SELECTED TEXT –
▽
Tuesday, November 29, 2005

Squeaky McGee ...

... is one of my new nicknames for our cat Buddy, the one who ran away. One of my kids calls him Tubby Lardo.

We're both right, and relatedly. Buddy's piteous squeaking for food, along with his sly tactic of begging from one adult after the other has fed him and left the room, paid off enough to earn him the second nickname.

But now he's been busted, or rather we have. The vet says he must lose 1/3 of his 15 pound body weight, like it or not, or else risk diabetes, arthritis, etc. At least he doesn't get mocked by the other cats in the feline equivalent of the schoolyard. (Although I don't know exactly what that big black cat was saying to him the time he ran away.)

Sorry, Buddy. It's high-fiber crunchies for you from now on. But keep on playing frisk-about with the other guys; it's kitty aerobics.

Shooting dead fish in a barrel

While the short-term political prospects of the Tax Reform Panel's recommendations are generally assumed to be nil, a clue to what would happen if they became more prominent is offered by an op-ed in today's LA Times, co-authored by NYC Congressman Charles Rangel. the ranking Democrat on the Ways and Means Committee. The op-ed portrays the proposals to disallow state and local tax deductions and to cap home mortgage interest deductions as reflecting the goals of "right wing ideologues'" in the Bush Administration to "shift the tax burden from the wealthy to the middle class and put pressure on states such as California and New York to shrink critical public services." He calls on everyone in adversely affected states such as New York and California, including those two states' Republican governors, to condemn this "double-barreled blast aimed squarely at the middle class."
△
EXERCISES –
1 > In the blog post, write out the passage starting with "We're both right, and" and going on through "the second nickname.", replacing "tactic" with "strategy".
2 > Why does the blog post say Buddy must lose weight?

ENTRIES SUPPLIED –
▽
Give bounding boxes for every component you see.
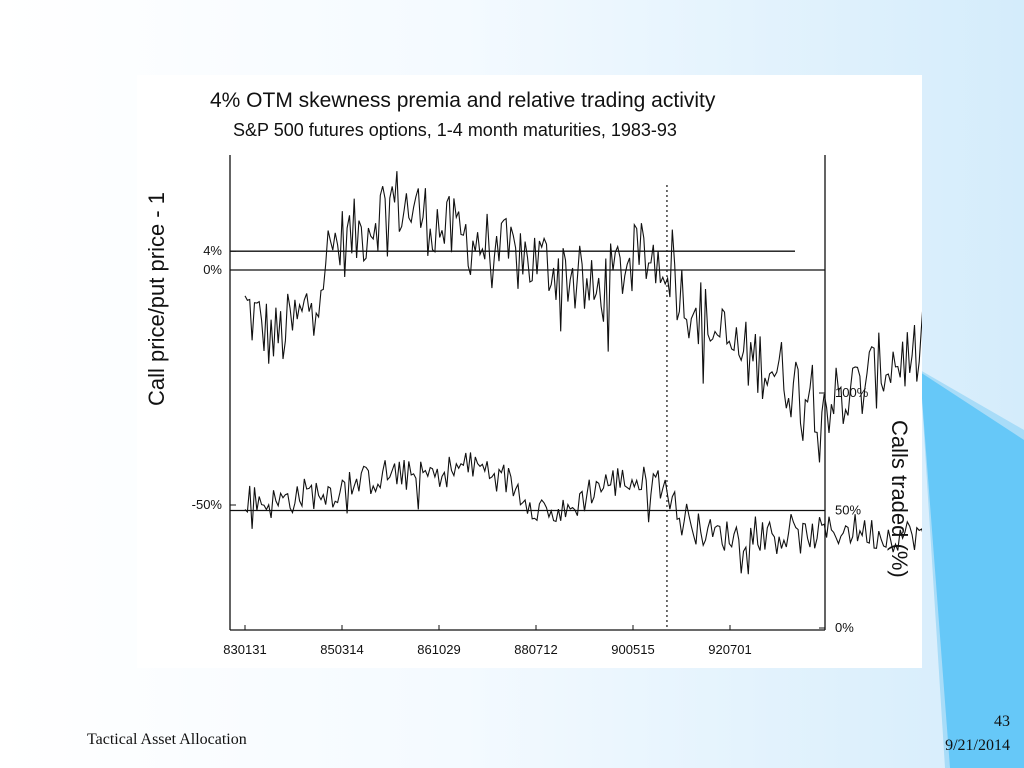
x-tick-label: 861029: [417, 642, 460, 657]
chart-image-panel: 4% OTM skewness premia and relative trad…: [137, 75, 922, 668]
plot-area: 50%4%0%-50%100%50%0%83013185031486102988…: [192, 155, 922, 657]
y-axis-label-right: Calls traded (%): [887, 420, 912, 578]
chart-title: 4% OTM skewness premia and relative trad…: [210, 89, 716, 112]
x-tick-label: 880712: [514, 642, 557, 657]
y-right-tick-label: 0%: [835, 620, 854, 635]
accent-wedge: [920, 372, 1024, 768]
x-tick-label: 900515: [611, 642, 654, 657]
skewness-premium-series: [244, 171, 922, 463]
y-left-tick-label: 4%: [203, 243, 222, 258]
chart-subtitle: S&P 500 futures options, 1-4 month matur…: [233, 120, 677, 140]
y-axis-label-left: Call price/put price - 1: [144, 192, 169, 406]
y-right-tick-label: 50%: [835, 503, 861, 518]
footer-meta: 43 9/21/2014: [945, 710, 1010, 758]
page-number: 43: [994, 713, 1010, 730]
x-tick-label: 920701: [708, 642, 751, 657]
y-left-tick-label: 0%: [203, 262, 222, 277]
y-left-tick-label: -50%: [192, 497, 223, 512]
skewness-chart: 4% OTM skewness premia and relative trad…: [144, 89, 922, 657]
x-tick-label: 830131: [223, 642, 266, 657]
slide-date: 9/21/2014: [945, 737, 1010, 754]
x-tick-label: 850314: [320, 642, 363, 657]
calls-traded-series: [244, 452, 922, 575]
footer-title: Tactical Asset Allocation: [87, 731, 247, 748]
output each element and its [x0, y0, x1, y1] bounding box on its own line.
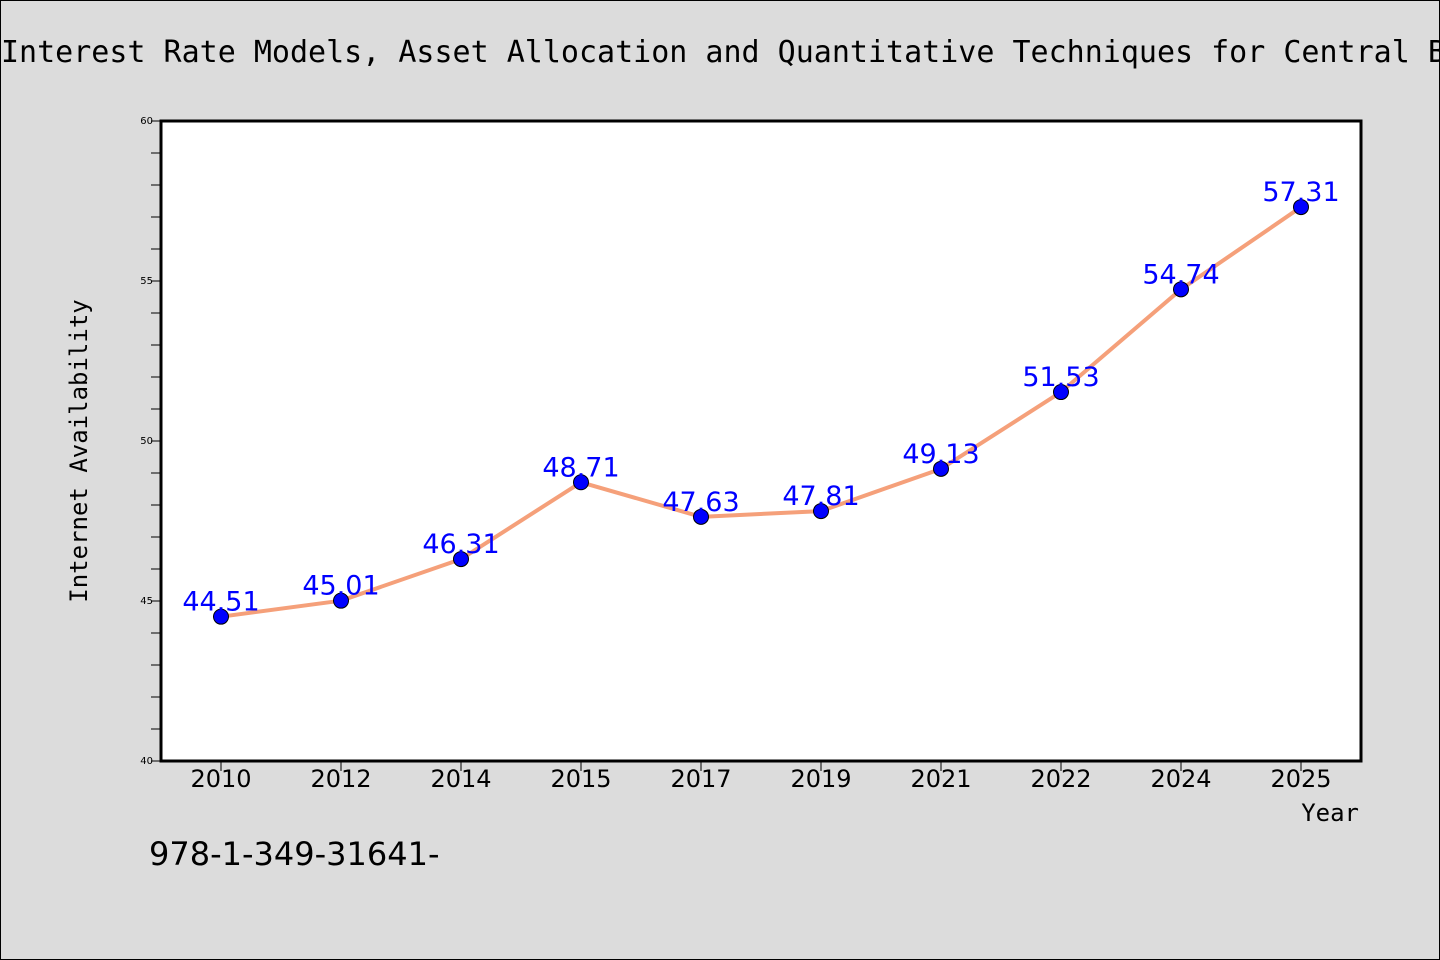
- data-label: 54.74: [1142, 259, 1219, 290]
- data-point: [333, 592, 349, 609]
- plot-area: [159, 119, 1363, 763]
- series-line: [220, 205, 1303, 619]
- data-label: 47.81: [782, 481, 859, 512]
- y-tick-label: 45: [140, 596, 153, 607]
- data-point: [573, 474, 589, 491]
- x-tick-label: 2014: [430, 765, 491, 793]
- y-tick-label: 60: [140, 116, 153, 127]
- data-label: 46.31: [422, 529, 499, 560]
- data-label: 45.01: [302, 571, 379, 602]
- data-label: 48.71: [542, 452, 619, 483]
- data-label: 57.31: [1262, 177, 1339, 208]
- chart-title: Interest Rate Models, Asset Allocation a…: [1, 35, 1440, 70]
- x-tick-label: 2025: [1270, 765, 1331, 793]
- footnote-isbn: 978-1-349-31641-: [149, 835, 440, 873]
- y-axis-label: Internet Availability: [65, 299, 93, 602]
- x-tick-label: 2010: [190, 765, 251, 793]
- x-tick-label: 2012: [310, 765, 371, 793]
- x-tick-label: 2019: [790, 765, 851, 793]
- y-tick-label: 50: [140, 436, 153, 447]
- data-point: [213, 608, 229, 625]
- data-point: [1293, 199, 1309, 216]
- series-group: 44.51 45.01 46.31 48.71 47.63 47.81 49.13 51.53…: [182, 177, 1340, 625]
- x-tick-label: 2015: [550, 765, 611, 793]
- x-tick-label: 2024: [1150, 765, 1211, 793]
- x-tick-label: 2017: [670, 765, 731, 793]
- data-point: [813, 503, 829, 520]
- data-point: [1053, 384, 1069, 401]
- x-tick-label: 2021: [910, 765, 971, 793]
- data-label: 51.53: [1022, 362, 1099, 393]
- x-axis: 2010 2012 2014 2015 2017 2019 2021 2022 2024 2025: [190, 761, 1332, 793]
- data-point: [453, 551, 469, 568]
- y-tick-label: 40: [140, 756, 153, 767]
- data-label: 49.13: [902, 439, 979, 470]
- y-tick-label: 55: [140, 276, 153, 287]
- data-point: [1173, 281, 1189, 298]
- data-label: 47.63: [662, 487, 739, 518]
- y-axis: 40 45 50 55 60: [140, 116, 161, 767]
- x-tick-label: 2022: [1030, 765, 1091, 793]
- data-point: [933, 460, 949, 477]
- data-point: [693, 508, 709, 525]
- x-axis-label: Year: [1301, 799, 1359, 827]
- data-label: 44.51: [182, 587, 259, 618]
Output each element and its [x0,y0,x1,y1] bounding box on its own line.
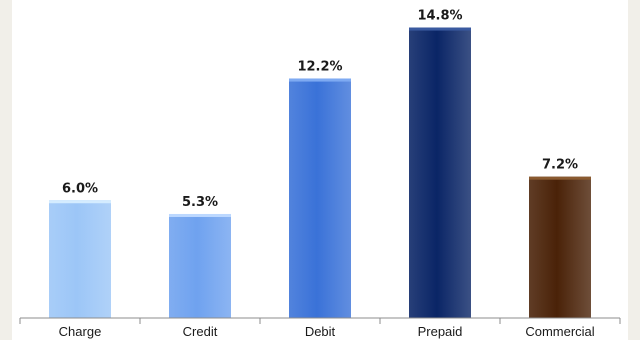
bar-credit [169,213,231,318]
bar-charge [49,200,111,318]
bar-top-highlight-charge [49,200,111,204]
bar-debit [289,78,351,318]
x-tick-label-charge: Charge [59,324,102,339]
bar-prepaid [409,27,471,319]
bar-commercial [529,176,591,318]
bar-top-highlight-commercial [529,176,591,180]
data-label-debit: 12.2% [297,60,342,75]
data-label-credit: 5.3% [182,195,218,210]
x-tick-label-debit: Debit [305,324,336,339]
bar-chart: 6.0% 5.3% 12.2% 14.8% 7.2% Charge Credit Debit… [19,9,621,339]
x-tick-label-prepaid: Prepaid [418,324,463,339]
x-tick-label-credit: Credit [183,324,218,339]
bar-top-highlight-debit [289,78,351,82]
bar-top-highlight-credit [169,213,231,217]
x-tick-label-commercial: Commercial [525,324,594,339]
data-label-commercial: 7.2% [542,158,578,173]
data-label-charge: 6.0% [62,181,98,196]
bar-top-highlight-prepaid [409,27,471,31]
data-label-prepaid: 14.8% [417,9,462,24]
chart-frame: 6.0% 5.3% 12.2% 14.8% 7.2% Charge Credit Debit… [12,0,628,340]
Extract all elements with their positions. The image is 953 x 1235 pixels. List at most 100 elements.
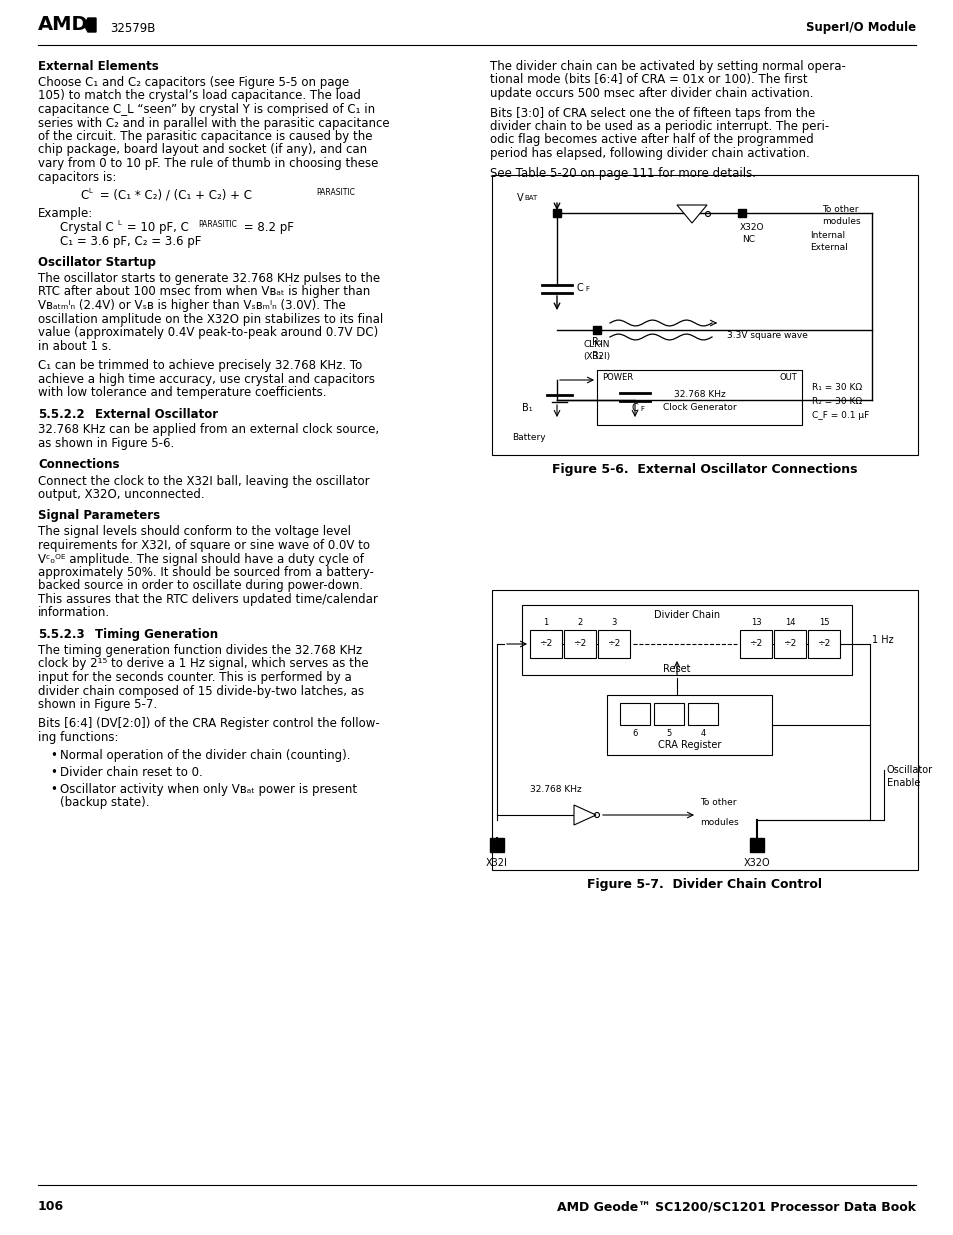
Bar (619, 703, 649, 725)
Text: capacitance C_L “seen” by crystal Y is comprised of C₁ in: capacitance C_L “seen” by crystal Y is c… (38, 103, 375, 116)
Text: ÷2: ÷2 (749, 640, 761, 648)
Text: Oscillator: Oscillator (886, 764, 932, 776)
Text: R₂: R₂ (592, 337, 602, 347)
Text: SuperI/O Module: SuperI/O Module (805, 21, 915, 35)
Text: 1: 1 (543, 618, 548, 627)
Text: shown in Figure 5-7.: shown in Figure 5-7. (38, 698, 157, 711)
Text: 5.5.2.3: 5.5.2.3 (38, 629, 85, 641)
Text: AMD Geode™ SC1200/SC1201 Processor Data Book: AMD Geode™ SC1200/SC1201 Processor Data … (557, 1200, 915, 1213)
Text: X32I: X32I (485, 858, 507, 868)
Text: F: F (639, 406, 643, 412)
Text: R₁ = 30 KΩ: R₁ = 30 KΩ (811, 383, 862, 391)
Text: L: L (117, 220, 121, 226)
Bar (530, 630, 561, 658)
Bar (606, 695, 771, 755)
Text: = (C₁ * C₂) / (C₁ + C₂) + C: = (C₁ * C₂) / (C₁ + C₂) + C (96, 189, 252, 203)
Text: capacitors is:: capacitors is: (38, 170, 116, 184)
Text: of the circuit. The parasitic capacitance is caused by the: of the circuit. The parasitic capacitanc… (38, 130, 372, 143)
Text: odic flag becomes active after half of the programmed: odic flag becomes active after half of t… (490, 133, 813, 147)
Text: The signal levels should conform to the voltage level: The signal levels should conform to the … (38, 526, 351, 538)
Text: X32O: X32O (740, 224, 763, 232)
Text: information.: information. (38, 606, 110, 620)
Text: 13: 13 (750, 618, 760, 627)
Text: 15: 15 (818, 618, 828, 627)
Text: 32.768 KHz: 32.768 KHz (673, 390, 724, 399)
Text: DV0: DV0 (693, 709, 712, 719)
Text: Vʙₐₜₘᴵₙ (2.4V) or Vₛʙ is higher than Vₛʙₘᴵₙ (3.0V). The: Vʙₐₜₘᴵₙ (2.4V) or Vₛʙ is higher than Vₛʙ… (38, 299, 345, 312)
Text: 5.5.2.2: 5.5.2.2 (38, 408, 85, 420)
Bar (598, 630, 629, 658)
Polygon shape (677, 205, 706, 224)
Text: RTC after about 100 msec from when Vʙₐₜ is higher than: RTC after about 100 msec from when Vʙₐₜ … (38, 285, 370, 299)
Text: 4: 4 (700, 729, 705, 739)
Text: The oscillator starts to generate 32.768 KHz pulses to the: The oscillator starts to generate 32.768… (38, 272, 379, 285)
Text: B₁: B₁ (521, 403, 532, 412)
Text: 32579B: 32579B (110, 21, 155, 35)
Text: To other: To other (700, 798, 736, 806)
Text: Normal operation of the divider chain (counting).: Normal operation of the divider chain (c… (60, 750, 350, 762)
Text: External Elements: External Elements (38, 61, 158, 73)
Text: ÷2: ÷2 (782, 640, 796, 648)
Bar (687, 703, 718, 725)
Text: The timing generation function divides the 32.768 KHz: The timing generation function divides t… (38, 643, 362, 657)
Text: Choose C₁ and C₂ capacitors (see Figure 5-5 on page: Choose C₁ and C₂ capacitors (see Figure … (38, 77, 349, 89)
Text: •: • (50, 783, 57, 795)
Text: ÷2: ÷2 (607, 640, 620, 648)
Bar (492, 590, 917, 869)
Bar (521, 605, 851, 676)
Text: 3.3V square wave: 3.3V square wave (726, 331, 807, 340)
Text: Crystal C: Crystal C (60, 221, 113, 233)
Text: ÷2: ÷2 (573, 640, 586, 648)
Text: Bits [3:0] of CRA select one the of fifteen taps from the: Bits [3:0] of CRA select one the of fift… (490, 106, 815, 120)
Text: BAT: BAT (523, 195, 537, 201)
Text: External: External (809, 243, 847, 252)
Text: C₁ can be trimmed to achieve precisely 32.768 KHz. To: C₁ can be trimmed to achieve precisely 3… (38, 359, 362, 372)
Text: divider chain to be used as a periodic interrupt. The peri-: divider chain to be used as a periodic i… (490, 120, 828, 133)
Text: DV1: DV1 (659, 709, 678, 719)
Text: Divider Chain: Divider Chain (653, 610, 720, 620)
Bar (807, 630, 840, 658)
Bar (597, 370, 801, 425)
Text: Connections: Connections (38, 458, 119, 472)
Text: 6: 6 (632, 729, 637, 739)
Text: See Table 5-20 on page 111 for more details.: See Table 5-20 on page 111 for more deta… (490, 167, 755, 179)
Text: as shown in Figure 5-6.: as shown in Figure 5-6. (38, 437, 174, 450)
Text: Clock Generator: Clock Generator (662, 403, 736, 412)
Text: approximately 50%. It should be sourced from a battery-: approximately 50%. It should be sourced … (38, 566, 374, 579)
Text: X32O: X32O (743, 858, 769, 868)
Text: Bits [6:4] (DV[2:0]) of the CRA Register control the follow-: Bits [6:4] (DV[2:0]) of the CRA Register… (38, 718, 379, 730)
Text: L: L (88, 188, 91, 194)
Polygon shape (84, 19, 96, 32)
Text: To other: To other (821, 205, 858, 214)
Text: ing functions:: ing functions: (38, 731, 118, 743)
Text: CRA Register: CRA Register (658, 740, 720, 750)
Text: backed source in order to oscillate during power-down.: backed source in order to oscillate duri… (38, 579, 363, 593)
Text: achieve a high time accuracy, use crystal and capacitors: achieve a high time accuracy, use crysta… (38, 373, 375, 385)
Text: Enable: Enable (886, 778, 920, 788)
Text: tional mode (bits [6:4] of CRA = 01x or 100). The first: tional mode (bits [6:4] of CRA = 01x or … (490, 74, 807, 86)
Text: input for the seconds counter. This is performed by a: input for the seconds counter. This is p… (38, 671, 352, 684)
Text: ÷2: ÷2 (538, 640, 552, 648)
Polygon shape (574, 805, 596, 825)
Text: modules: modules (700, 818, 738, 827)
Text: POWER: POWER (601, 373, 633, 382)
Text: Oscillator Startup: Oscillator Startup (38, 256, 155, 269)
Text: 3: 3 (611, 618, 616, 627)
Text: oscillation amplitude on the X32O pin stabilizes to its final: oscillation amplitude on the X32O pin st… (38, 312, 383, 326)
Text: Internal: Internal (809, 231, 844, 240)
Text: Vᶜₒᴼᴱ amplitude. The signal should have a duty cycle of: Vᶜₒᴼᴱ amplitude. The signal should have … (38, 552, 363, 566)
Text: F: F (584, 287, 588, 291)
Text: C: C (80, 189, 89, 203)
Bar (654, 703, 683, 725)
Text: 2: 2 (577, 618, 582, 627)
Text: DV2: DV2 (625, 709, 643, 719)
Text: •: • (50, 766, 57, 779)
Text: Reset: Reset (662, 664, 690, 674)
Text: vary from 0 to 10 pF. The rule of thumb in choosing these: vary from 0 to 10 pF. The rule of thumb … (38, 157, 378, 170)
Text: period has elapsed, following divider chain activation.: period has elapsed, following divider ch… (490, 147, 809, 161)
Text: 106: 106 (38, 1200, 64, 1213)
Text: series with C₂ and in parallel with the parasitic capacitance: series with C₂ and in parallel with the … (38, 116, 389, 130)
Text: Oscillator activity when only Vʙₐₜ power is present: Oscillator activity when only Vʙₐₜ power… (60, 783, 356, 795)
Text: 14: 14 (784, 618, 795, 627)
Text: with low tolerance and temperature coefficients.: with low tolerance and temperature coeff… (38, 387, 326, 399)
△
ANSWERS TO THE EXERCISES –
1 >
We're both right, and relatedly. Buddy's piteous squeaking for food, along with his sly strategy of begging from one adult after the other has fed him and left the room, paid off enough to earn him the second nickname.

2 > The vet says Buddy must lose a third of his 15-pound body weight. Otherwise he risks diabetes, arthritis and other problems.